- _Task statement_
Write out the entire listing below exactly as it appears, minus any pictures.

- _Entries_
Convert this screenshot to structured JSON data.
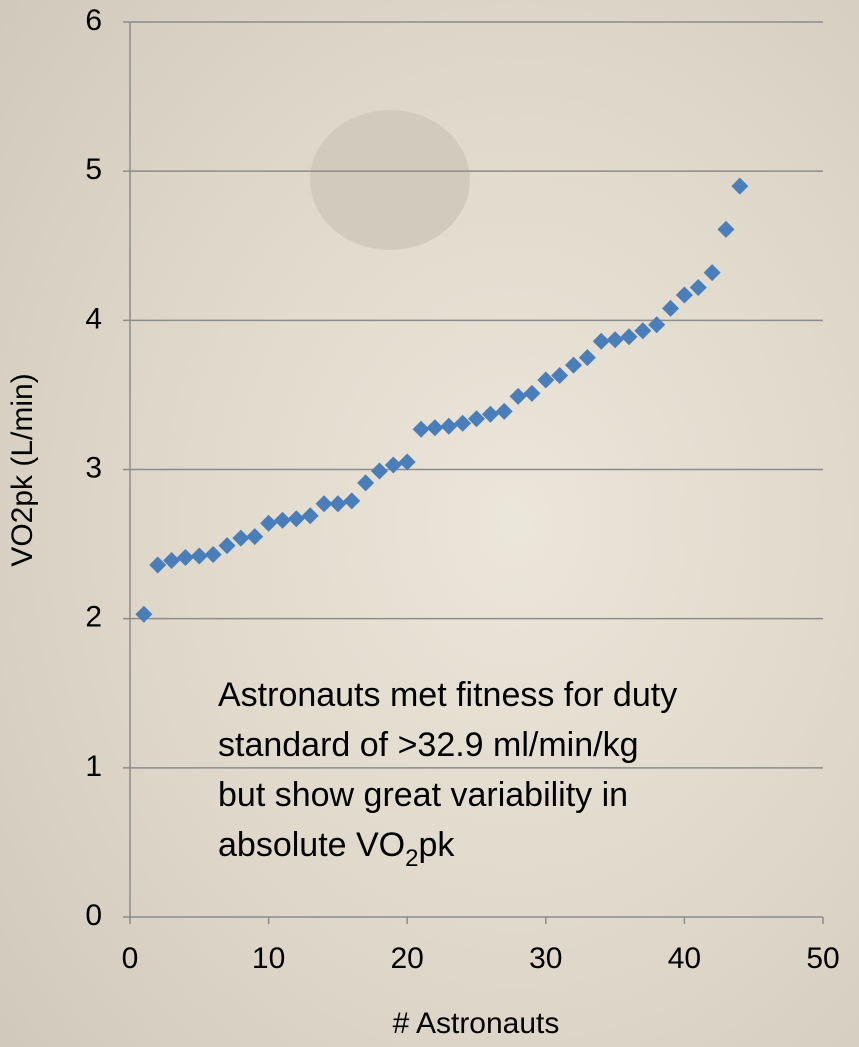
{
  "chart_data": {
    "type": "scatter",
    "x_label": "# Astronauts",
    "y_label": "VO2pk (L/min)",
    "annotation_lines": [
      "Astronauts met fitness for duty",
      "standard of >32.9 ml/min/kg",
      "but show great variability in"
    ],
    "annotation_tail": [
      "absolute VO",
      "2",
      "pk"
    ],
    "color": "#4a7ebb",
    "grid": true,
    "xlim": [
      0,
      50
    ],
    "xticks": [
      0,
      10,
      20,
      30,
      40,
      50
    ],
    "ylim": [
      0,
      6
    ],
    "yticks": [
      0,
      1,
      2,
      3,
      4,
      5,
      6
    ],
    "x": [
      1,
      2,
      3,
      4,
      5,
      6,
      7,
      8,
      9,
      10,
      11,
      12,
      13,
      14,
      15,
      16,
      17,
      18,
      19,
      20,
      21,
      22,
      23,
      24,
      25,
      26,
      27,
      28,
      29,
      30,
      31,
      32,
      33,
      34,
      35,
      36,
      37,
      38,
      39,
      40,
      41,
      42,
      43,
      44
    ],
    "values": [
      2.03,
      2.36,
      2.39,
      2.41,
      2.42,
      2.43,
      2.49,
      2.54,
      2.55,
      2.64,
      2.66,
      2.67,
      2.69,
      2.77,
      2.77,
      2.79,
      2.91,
      2.99,
      3.03,
      3.05,
      3.27,
      3.28,
      3.29,
      3.31,
      3.34,
      3.37,
      3.39,
      3.49,
      3.51,
      3.6,
      3.63,
      3.7,
      3.75,
      3.86,
      3.87,
      3.89,
      3.93,
      3.97,
      4.08,
      4.17,
      4.22,
      4.32,
      4.61,
      4.9
    ]
  }
}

- _Solution_
Convert this screenshot to structured JSON data.
{
  "chart_data": {
    "type": "scatter",
    "x_label": "# Astronauts",
    "y_label": "VO2pk (L/min)",
    "annotation_lines": [
      "Astronauts met fitness for duty",
      "standard of >32.9 ml/min/kg",
      "but show great variability in"
    ],
    "annotation_tail": [
      "absolute VO",
      "2",
      "pk"
    ],
    "color": "#4a7ebb",
    "grid": true,
    "xlim": [
      0,
      50
    ],
    "xticks": [
      0,
      10,
      20,
      30,
      40,
      50
    ],
    "ylim": [
      0,
      6
    ],
    "yticks": [
      0,
      1,
      2,
      3,
      4,
      5,
      6
    ],
    "x": [
      1,
      2,
      3,
      4,
      5,
      6,
      7,
      8,
      9,
      10,
      11,
      12,
      13,
      14,
      15,
      16,
      17,
      18,
      19,
      20,
      21,
      22,
      23,
      24,
      25,
      26,
      27,
      28,
      29,
      30,
      31,
      32,
      33,
      34,
      35,
      36,
      37,
      38,
      39,
      40,
      41,
      42,
      43,
      44
    ],
    "values": [
      2.03,
      2.36,
      2.39,
      2.41,
      2.42,
      2.43,
      2.49,
      2.54,
      2.55,
      2.64,
      2.66,
      2.67,
      2.69,
      2.77,
      2.77,
      2.79,
      2.91,
      2.99,
      3.03,
      3.05,
      3.27,
      3.28,
      3.29,
      3.31,
      3.34,
      3.37,
      3.39,
      3.49,
      3.51,
      3.6,
      3.63,
      3.7,
      3.75,
      3.86,
      3.87,
      3.89,
      3.93,
      3.97,
      4.08,
      4.17,
      4.22,
      4.32,
      4.61,
      4.9
    ]
  }
}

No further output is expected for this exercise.